**PASSAGE FOR REVIEW:**
In Finland Swedish, the dialects spoken by the Swedish-speaking population of Finland, fil is the equivalent of filbunke in Sweden. Not all variants of filmjölk are found in Finland, normally only filbunke and långfil. Swedish-speakers in Finland usually use the word surmjölk, which is the older name for filmjölk (also in Sweden) or piimä (in Finnish), which is a fermented milk product that is thinner than filmjölk and resembles cultured buttermilk.

==Types in Sweden==
In Sweden, there are five Swedish dairy cooperatives that produce filmjölk: Arla Foods, Falköpings Mejeri, Gefleortens Mejeri, Norrmejerier, and Skånemejerier. In addition, Wapnö AB, a Swedish dairy company, and Valio, a Finnish dairy company, also sell a limited variety of filmjölk in Sweden. Prior to the industrial manufacture of filmjölk, many families made filmjölk at home.

Fil culture is a variety of bacterium from the species Lactococcus lactis and Leuconostoc mesenteroides, e.g., Arla's fil culture contains Lactococcus lactis subsp. lactis, Lactococcus lactis subsp. cremoris, Lactococcus lactis biovar. diacetylactis, and Leuconostoc mesenteroides subsp. cremoris.

Dataset entries:

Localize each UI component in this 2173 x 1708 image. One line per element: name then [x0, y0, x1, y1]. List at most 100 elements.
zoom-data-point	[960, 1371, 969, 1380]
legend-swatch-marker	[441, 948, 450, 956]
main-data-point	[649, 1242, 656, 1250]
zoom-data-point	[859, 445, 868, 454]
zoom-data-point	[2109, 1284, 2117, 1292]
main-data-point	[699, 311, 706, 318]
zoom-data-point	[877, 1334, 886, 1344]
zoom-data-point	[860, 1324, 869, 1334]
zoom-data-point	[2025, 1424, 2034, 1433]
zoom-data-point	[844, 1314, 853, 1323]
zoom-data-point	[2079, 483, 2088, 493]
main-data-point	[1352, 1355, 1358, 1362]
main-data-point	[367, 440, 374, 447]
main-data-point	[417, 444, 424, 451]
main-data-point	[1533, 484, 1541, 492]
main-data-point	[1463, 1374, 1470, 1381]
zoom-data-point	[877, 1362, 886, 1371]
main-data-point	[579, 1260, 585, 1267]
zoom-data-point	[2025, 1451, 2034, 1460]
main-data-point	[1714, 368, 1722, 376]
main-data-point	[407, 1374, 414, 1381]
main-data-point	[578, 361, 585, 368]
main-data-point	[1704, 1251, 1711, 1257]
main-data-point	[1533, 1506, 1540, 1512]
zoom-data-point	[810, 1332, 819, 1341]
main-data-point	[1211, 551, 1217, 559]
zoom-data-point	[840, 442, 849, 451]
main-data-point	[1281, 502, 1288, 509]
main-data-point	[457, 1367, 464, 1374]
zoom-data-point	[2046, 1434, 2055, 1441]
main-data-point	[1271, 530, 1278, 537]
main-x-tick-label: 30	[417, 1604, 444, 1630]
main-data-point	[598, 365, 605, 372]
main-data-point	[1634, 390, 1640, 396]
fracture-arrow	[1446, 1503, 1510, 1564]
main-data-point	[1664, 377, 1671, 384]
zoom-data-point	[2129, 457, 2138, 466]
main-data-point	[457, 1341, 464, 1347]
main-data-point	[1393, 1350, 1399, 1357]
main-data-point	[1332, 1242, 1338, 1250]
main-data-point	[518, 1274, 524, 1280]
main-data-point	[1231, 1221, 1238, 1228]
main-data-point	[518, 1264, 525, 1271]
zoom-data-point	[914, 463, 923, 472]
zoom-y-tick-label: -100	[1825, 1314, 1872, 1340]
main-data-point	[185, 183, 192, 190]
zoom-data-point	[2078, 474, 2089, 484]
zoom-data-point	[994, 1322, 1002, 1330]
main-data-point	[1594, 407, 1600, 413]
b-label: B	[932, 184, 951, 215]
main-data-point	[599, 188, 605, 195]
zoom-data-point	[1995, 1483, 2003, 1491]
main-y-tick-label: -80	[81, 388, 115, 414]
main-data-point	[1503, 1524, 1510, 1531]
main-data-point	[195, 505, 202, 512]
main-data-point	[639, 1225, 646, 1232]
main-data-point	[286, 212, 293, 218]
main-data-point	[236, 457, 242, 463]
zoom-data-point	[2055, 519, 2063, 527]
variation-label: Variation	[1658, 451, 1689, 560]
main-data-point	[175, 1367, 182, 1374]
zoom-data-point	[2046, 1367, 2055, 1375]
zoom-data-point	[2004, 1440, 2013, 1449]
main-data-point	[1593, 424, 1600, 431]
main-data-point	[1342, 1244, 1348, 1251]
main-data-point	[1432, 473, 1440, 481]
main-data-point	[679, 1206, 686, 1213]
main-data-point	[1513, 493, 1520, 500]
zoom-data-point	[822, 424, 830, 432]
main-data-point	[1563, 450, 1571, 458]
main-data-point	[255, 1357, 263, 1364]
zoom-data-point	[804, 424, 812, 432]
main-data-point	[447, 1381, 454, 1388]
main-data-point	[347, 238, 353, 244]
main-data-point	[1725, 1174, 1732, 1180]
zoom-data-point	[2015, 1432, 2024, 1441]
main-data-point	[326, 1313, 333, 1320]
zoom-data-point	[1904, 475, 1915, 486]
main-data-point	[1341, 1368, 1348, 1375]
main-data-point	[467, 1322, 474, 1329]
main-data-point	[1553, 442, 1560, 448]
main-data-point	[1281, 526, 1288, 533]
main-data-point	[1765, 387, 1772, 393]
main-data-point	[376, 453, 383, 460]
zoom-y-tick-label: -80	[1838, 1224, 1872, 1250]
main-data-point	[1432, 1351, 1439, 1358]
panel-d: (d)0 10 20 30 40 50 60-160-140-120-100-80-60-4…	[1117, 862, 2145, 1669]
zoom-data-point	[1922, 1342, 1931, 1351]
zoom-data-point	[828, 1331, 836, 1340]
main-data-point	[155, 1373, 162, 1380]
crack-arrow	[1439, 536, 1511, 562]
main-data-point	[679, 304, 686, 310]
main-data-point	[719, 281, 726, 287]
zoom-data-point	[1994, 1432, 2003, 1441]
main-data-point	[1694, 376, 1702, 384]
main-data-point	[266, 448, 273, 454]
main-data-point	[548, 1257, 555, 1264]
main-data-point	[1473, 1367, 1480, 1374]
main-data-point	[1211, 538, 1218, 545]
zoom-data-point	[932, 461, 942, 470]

**PROMPT:** Please reproduce the filmjölk passage above word for word, in full.

**ANSWER TO THIS PROBLEM:**
In Finland Swedish, the dialects spoken by the Swedish-speaking population of Finland, fil is the equivalent of filbunke in Sweden. Not all variants of filmjölk are found in Finland, normally only filbunke and långfil. Swedish-speakers in Finland usually use the word surmjölk, which is the older name for filmjölk (also in Sweden) or piimä (in Finnish), which is a fermented milk product that is thinner than filmjölk and resembles cultured buttermilk.

==Types in Sweden==
In Sweden, there are five Swedish dairy cooperatives that produce filmjölk: Arla Foods, Falköpings Mejeri, Gefleortens Mejeri, Norrmejerier, and Skånemejerier. In addition, Wapnö AB, a Swedish dairy company, and Valio, a Finnish dairy company, also sell a limited variety of filmjölk in Sweden. Prior to the industrial manufacture of filmjölk, many families made filmjölk at home.

Fil culture is a variety of bacterium from the species Lactococcus lactis and Leuconostoc mesenteroides, e.g., Arla's fil culture contains Lactococcus lactis subsp. lactis, Lactococcus lactis subsp. cremoris, Lactococcus lactis biovar. diacetylactis, and Leuconostoc mesenteroides subsp. cremoris.